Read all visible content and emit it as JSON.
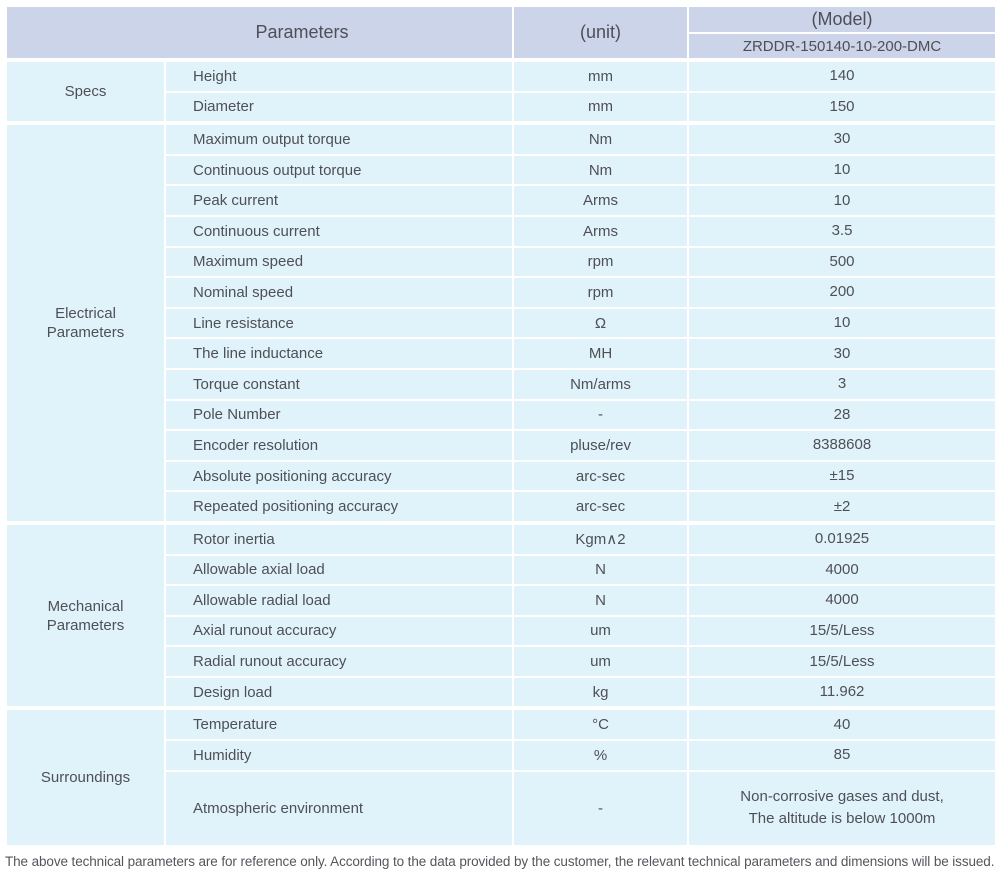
{
  "table": {
    "header": {
      "parameters_label": "Parameters",
      "unit_label": "(unit)",
      "model_label": "(Model)",
      "model_value": "ZRDDR-150140-10-200-DMC"
    },
    "groups": [
      {
        "name": "Specs",
        "rows": [
          {
            "parameter": "Height",
            "unit": "mm",
            "value": "140"
          },
          {
            "parameter": "Diameter",
            "unit": "mm",
            "value": "150"
          }
        ]
      },
      {
        "name": "Electrical Parameters",
        "rows": [
          {
            "parameter": "Maximum output torque",
            "unit": "Nm",
            "value": "30"
          },
          {
            "parameter": "Continuous output torque",
            "unit": "Nm",
            "value": "10"
          },
          {
            "parameter": "Peak current",
            "unit": "Arms",
            "value": "10"
          },
          {
            "parameter": "Continuous current",
            "unit": "Arms",
            "value": "3.5"
          },
          {
            "parameter": "Maximum speed",
            "unit": "rpm",
            "value": "500"
          },
          {
            "parameter": "Nominal speed",
            "unit": "rpm",
            "value": "200"
          },
          {
            "parameter": "Line resistance",
            "unit": "Ω",
            "value": "10"
          },
          {
            "parameter": "The line inductance",
            "unit": "MH",
            "value": "30"
          },
          {
            "parameter": "Torque constant",
            "unit": "Nm/arms",
            "value": "3"
          },
          {
            "parameter": "Pole Number",
            "unit": "-",
            "value": "28"
          },
          {
            "parameter": "Encoder resolution",
            "unit": "pluse/rev",
            "value": "8388608"
          },
          {
            "parameter": "Absolute positioning accuracy",
            "unit": "arc-sec",
            "value": "±15"
          },
          {
            "parameter": "Repeated positioning accuracy",
            "unit": "arc-sec",
            "value": "±2"
          }
        ]
      },
      {
        "name": "Mechanical Parameters",
        "rows": [
          {
            "parameter": "Rotor inertia",
            "unit": "Kgm∧2",
            "value": "0.01925"
          },
          {
            "parameter": "Allowable axial load",
            "unit": "N",
            "value": "4000"
          },
          {
            "parameter": "Allowable radial load",
            "unit": "N",
            "value": "4000"
          },
          {
            "parameter": "Axial runout accuracy",
            "unit": "um",
            "value": "15/5/Less"
          },
          {
            "parameter": "Radial runout accuracy",
            "unit": "um",
            "value": "15/5/Less"
          },
          {
            "parameter": "Design load",
            "unit": "kg",
            "value": "11.962"
          }
        ]
      },
      {
        "name": "Surroundings",
        "rows": [
          {
            "parameter": "Temperature",
            "unit": "°C",
            "value": "40"
          },
          {
            "parameter": "Humidity",
            "unit": "%",
            "value": "85"
          },
          {
            "parameter": "Atmospheric environment",
            "unit": "-",
            "value": [
              "Non-corrosive gases and dust,",
              "The altitude is below 1000m"
            ],
            "tall": true
          }
        ]
      }
    ]
  },
  "footer": {
    "note": "The above technical parameters are for reference only. According to the data provided by the customer, the relevant technical parameters and dimensions will be issued."
  },
  "colors": {
    "header_bg": "#ccd4e9",
    "body_bg": "#e1f3fa",
    "text": "#4e4f57",
    "footnote_text": "#55565c"
  }
}
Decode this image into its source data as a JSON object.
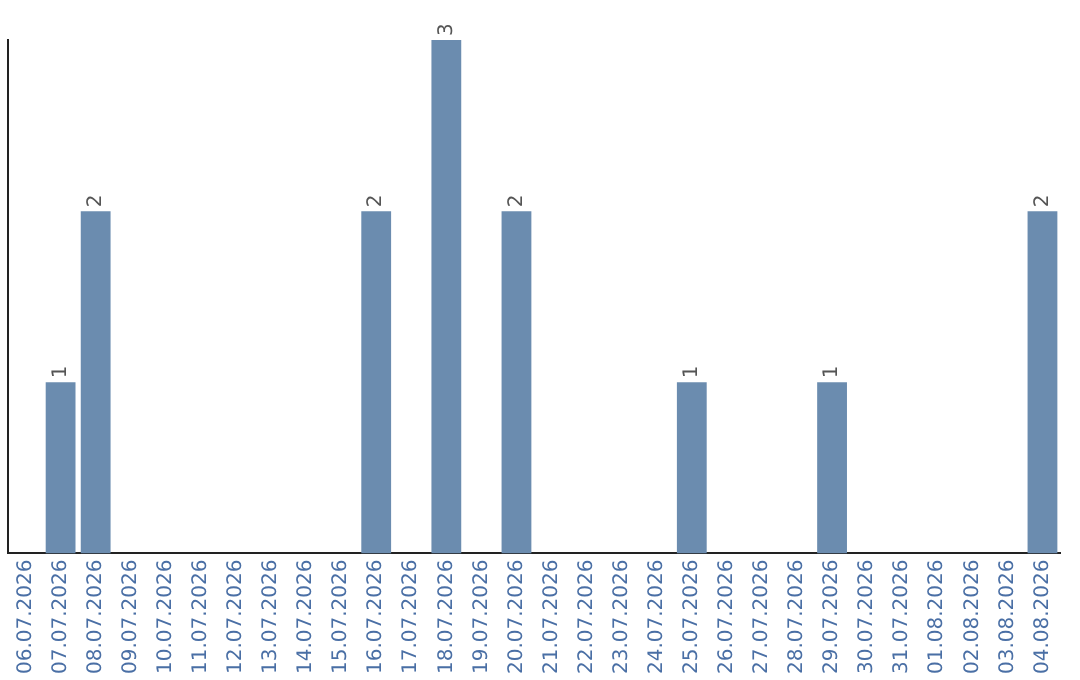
{
  "chart_data": {
    "type": "bar",
    "categories": [
      "06.07.2026",
      "07.07.2026",
      "08.07.2026",
      "09.07.2026",
      "10.07.2026",
      "11.07.2026",
      "12.07.2026",
      "13.07.2026",
      "14.07.2026",
      "15.07.2026",
      "16.07.2026",
      "17.07.2026",
      "18.07.2026",
      "19.07.2026",
      "20.07.2026",
      "21.07.2026",
      "22.07.2026",
      "23.07.2026",
      "24.07.2026",
      "25.07.2026",
      "26.07.2026",
      "27.07.2026",
      "28.07.2026",
      "29.07.2026",
      "30.07.2026",
      "31.07.2026",
      "01.08.2026",
      "02.08.2026",
      "03.08.2026",
      "04.08.2026"
    ],
    "values": [
      0,
      1,
      2,
      0,
      0,
      0,
      0,
      0,
      0,
      0,
      2,
      0,
      3,
      0,
      2,
      0,
      0,
      0,
      0,
      1,
      0,
      0,
      0,
      1,
      0,
      0,
      0,
      0,
      0,
      2
    ],
    "value_labels": [
      null,
      "1",
      "2",
      null,
      null,
      null,
      null,
      null,
      null,
      null,
      "2",
      null,
      "3",
      null,
      "2",
      null,
      null,
      null,
      null,
      "1",
      null,
      null,
      null,
      "1",
      null,
      null,
      null,
      null,
      null,
      "2"
    ],
    "color": "#6b8caf",
    "grid": false,
    "legend": false,
    "tick_labels": "x"
  }
}
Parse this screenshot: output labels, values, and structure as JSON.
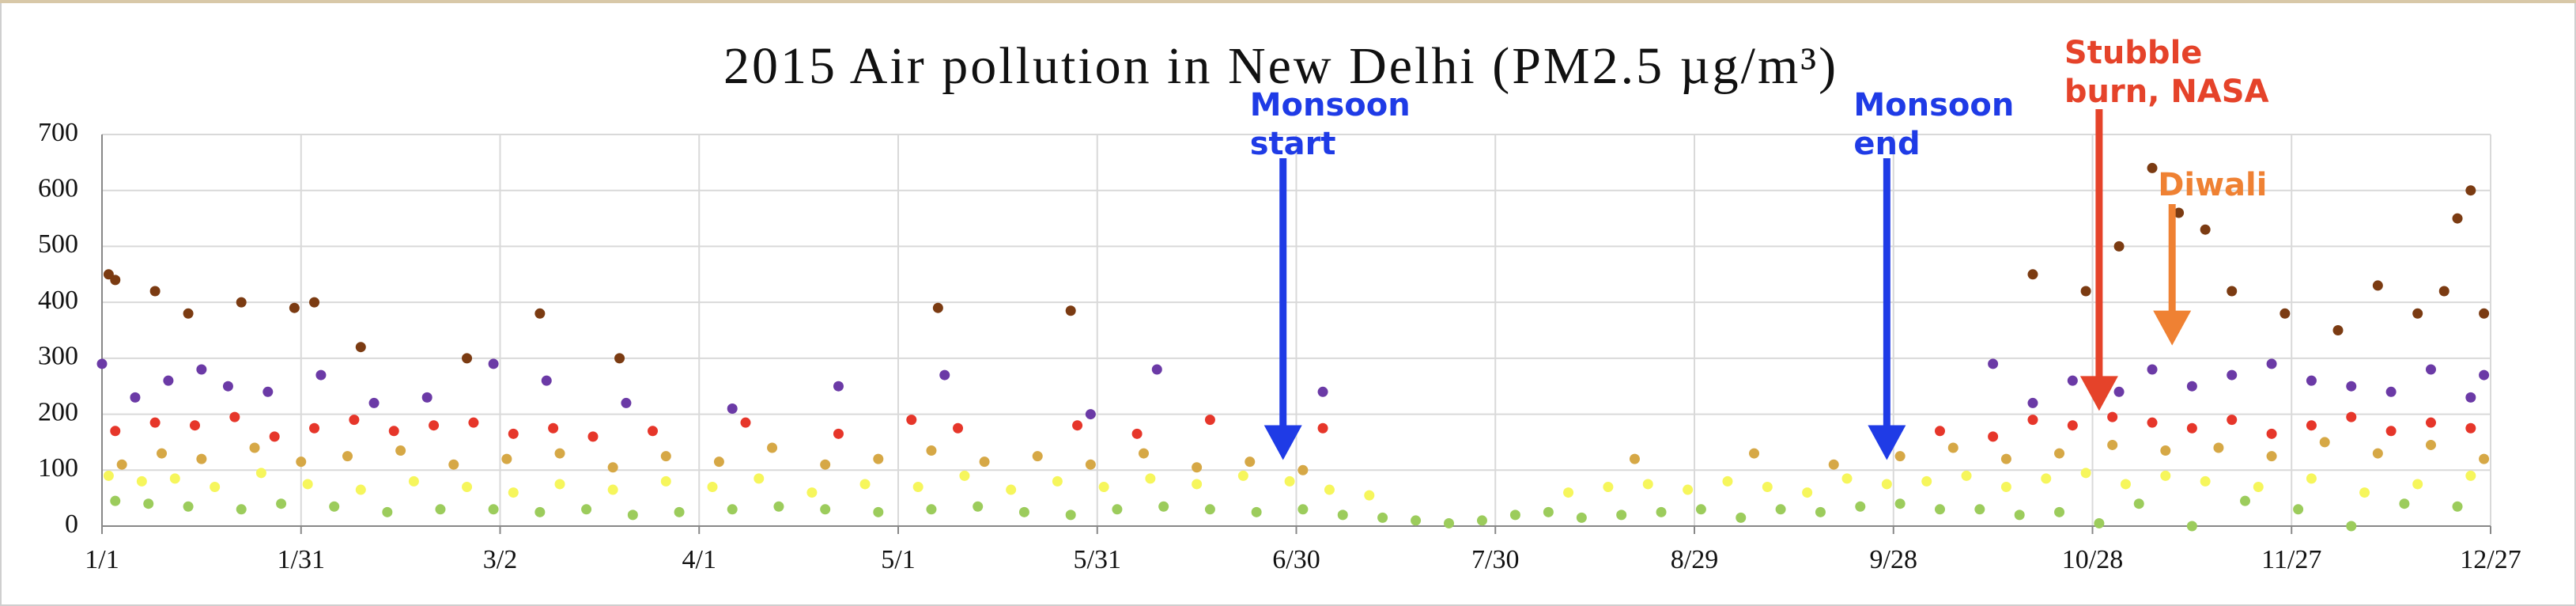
{
  "chart_data": {
    "type": "scatter",
    "title": "2015 Air pollution in New Delhi (PM2.5 µg/m³)",
    "xlim": [
      1,
      361
    ],
    "xticks": [
      {
        "value": 1,
        "label": "1/1"
      },
      {
        "value": 31,
        "label": "1/31"
      },
      {
        "value": 61,
        "label": "3/2"
      },
      {
        "value": 91,
        "label": "4/1"
      },
      {
        "value": 121,
        "label": "5/1"
      },
      {
        "value": 151,
        "label": "5/31"
      },
      {
        "value": 181,
        "label": "6/30"
      },
      {
        "value": 211,
        "label": "7/30"
      },
      {
        "value": 241,
        "label": "8/29"
      },
      {
        "value": 271,
        "label": "9/28"
      },
      {
        "value": 301,
        "label": "10/28"
      },
      {
        "value": 331,
        "label": "11/27"
      },
      {
        "value": 361,
        "label": "12/27"
      }
    ],
    "ylim": [
      0,
      700
    ],
    "yticks": [
      0,
      100,
      200,
      300,
      400,
      500,
      600,
      700
    ],
    "grid": true,
    "series": [
      {
        "color": "#9ccc5c",
        "x": [
          3,
          8,
          14,
          22,
          28,
          36,
          44,
          52,
          60,
          67,
          74,
          81,
          88,
          96,
          103,
          110,
          118,
          126,
          133,
          140,
          147,
          154,
          161,
          168,
          175,
          182,
          188,
          194,
          199,
          204,
          209,
          214,
          219,
          224,
          230,
          236,
          242,
          248,
          254,
          260,
          266,
          272,
          278,
          284,
          290,
          296,
          302,
          308,
          316,
          324,
          332,
          340,
          348,
          356
        ],
        "values": [
          45,
          40,
          35,
          30,
          40,
          35,
          25,
          30,
          30,
          25,
          30,
          20,
          25,
          30,
          35,
          30,
          25,
          30,
          35,
          25,
          20,
          30,
          35,
          30,
          25,
          30,
          20,
          15,
          10,
          5,
          10,
          20,
          25,
          15,
          20,
          25,
          30,
          15,
          30,
          25,
          35,
          40,
          30,
          30,
          20,
          25,
          5,
          40,
          0,
          45,
          30,
          0,
          40,
          35
        ]
      },
      {
        "color": "#f6f65c",
        "x": [
          2,
          7,
          12,
          18,
          25,
          32,
          40,
          48,
          56,
          63,
          70,
          78,
          86,
          93,
          100,
          108,
          116,
          124,
          131,
          138,
          145,
          152,
          159,
          166,
          173,
          180,
          186,
          192,
          222,
          228,
          234,
          240,
          246,
          252,
          258,
          264,
          270,
          276,
          282,
          288,
          294,
          300,
          306,
          312,
          318,
          326,
          334,
          342,
          350,
          358
        ],
        "values": [
          90,
          80,
          85,
          70,
          95,
          75,
          65,
          80,
          70,
          60,
          75,
          65,
          80,
          70,
          85,
          60,
          75,
          70,
          90,
          65,
          80,
          70,
          85,
          75,
          90,
          80,
          65,
          55,
          60,
          70,
          75,
          65,
          80,
          70,
          60,
          85,
          75,
          80,
          90,
          70,
          85,
          95,
          75,
          90,
          80,
          70,
          85,
          60,
          75,
          90
        ]
      },
      {
        "color": "#d6a846",
        "x": [
          4,
          10,
          16,
          24,
          31,
          38,
          46,
          54,
          62,
          70,
          78,
          86,
          94,
          102,
          110,
          118,
          126,
          134,
          142,
          150,
          158,
          166,
          174,
          182,
          232,
          250,
          262,
          272,
          280,
          288,
          296,
          304,
          312,
          320,
          328,
          336,
          344,
          352,
          360
        ],
        "values": [
          110,
          130,
          120,
          140,
          115,
          125,
          135,
          110,
          120,
          130,
          105,
          125,
          115,
          140,
          110,
          120,
          135,
          115,
          125,
          110,
          130,
          105,
          115,
          100,
          120,
          130,
          110,
          125,
          140,
          120,
          130,
          145,
          135,
          140,
          125,
          150,
          130,
          145,
          120
        ]
      },
      {
        "color": "#e6362a",
        "x": [
          3,
          9,
          15,
          21,
          27,
          33,
          39,
          45,
          51,
          57,
          63,
          69,
          75,
          84,
          98,
          112,
          123,
          130,
          148,
          157,
          168,
          185,
          278,
          286,
          292,
          298,
          304,
          310,
          316,
          322,
          328,
          334,
          340,
          346,
          352,
          358
        ],
        "values": [
          170,
          185,
          180,
          195,
          160,
          175,
          190,
          170,
          180,
          185,
          165,
          175,
          160,
          170,
          185,
          165,
          190,
          175,
          180,
          165,
          190,
          175,
          170,
          160,
          190,
          180,
          195,
          185,
          175,
          190,
          165,
          180,
          195,
          170,
          185,
          175
        ]
      },
      {
        "color": "#6b3aa6",
        "x": [
          1,
          6,
          11,
          16,
          20,
          26,
          34,
          42,
          50,
          60,
          68,
          80,
          96,
          112,
          128,
          150,
          160,
          185,
          286,
          292,
          298,
          305,
          310,
          316,
          322,
          328,
          334,
          340,
          346,
          352,
          358,
          360
        ],
        "values": [
          290,
          230,
          260,
          280,
          250,
          240,
          270,
          220,
          230,
          290,
          260,
          220,
          210,
          250,
          270,
          200,
          280,
          240,
          290,
          220,
          260,
          240,
          280,
          250,
          270,
          290,
          260,
          250,
          240,
          280,
          230,
          270
        ]
      },
      {
        "color": "#7b3b12",
        "x": [
          2,
          3,
          9,
          14,
          22,
          30,
          33,
          40,
          56,
          67,
          79,
          127,
          147,
          292,
          300,
          305,
          310,
          314,
          318,
          322,
          330,
          338,
          344,
          350,
          354,
          356,
          358,
          360
        ],
        "values": [
          450,
          440,
          420,
          380,
          400,
          390,
          400,
          320,
          300,
          380,
          300,
          390,
          385,
          450,
          420,
          500,
          640,
          560,
          530,
          420,
          380,
          350,
          430,
          380,
          420,
          550,
          600,
          380
        ]
      }
    ],
    "annotations": [
      {
        "text": [
          "Monsoon",
          "start"
        ],
        "x": 179,
        "y": 118,
        "color": "#1f3be6"
      },
      {
        "text": [
          "Monsoon",
          "end"
        ],
        "x": 270,
        "y": 118,
        "color": "#1f3be6"
      },
      {
        "text": [
          "Stubble",
          "burn, NASA"
        ],
        "x": 302,
        "y": 206,
        "color": "#e5432a"
      },
      {
        "text": [
          "Diwali"
        ],
        "x": 313,
        "y": 323,
        "color": "#ef8133"
      }
    ]
  }
}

• Problem to work on: Show every line that contains the word "current".

• Result for this exercise:
            "parameter": "Peak current",
            "parameter": "Continuous current",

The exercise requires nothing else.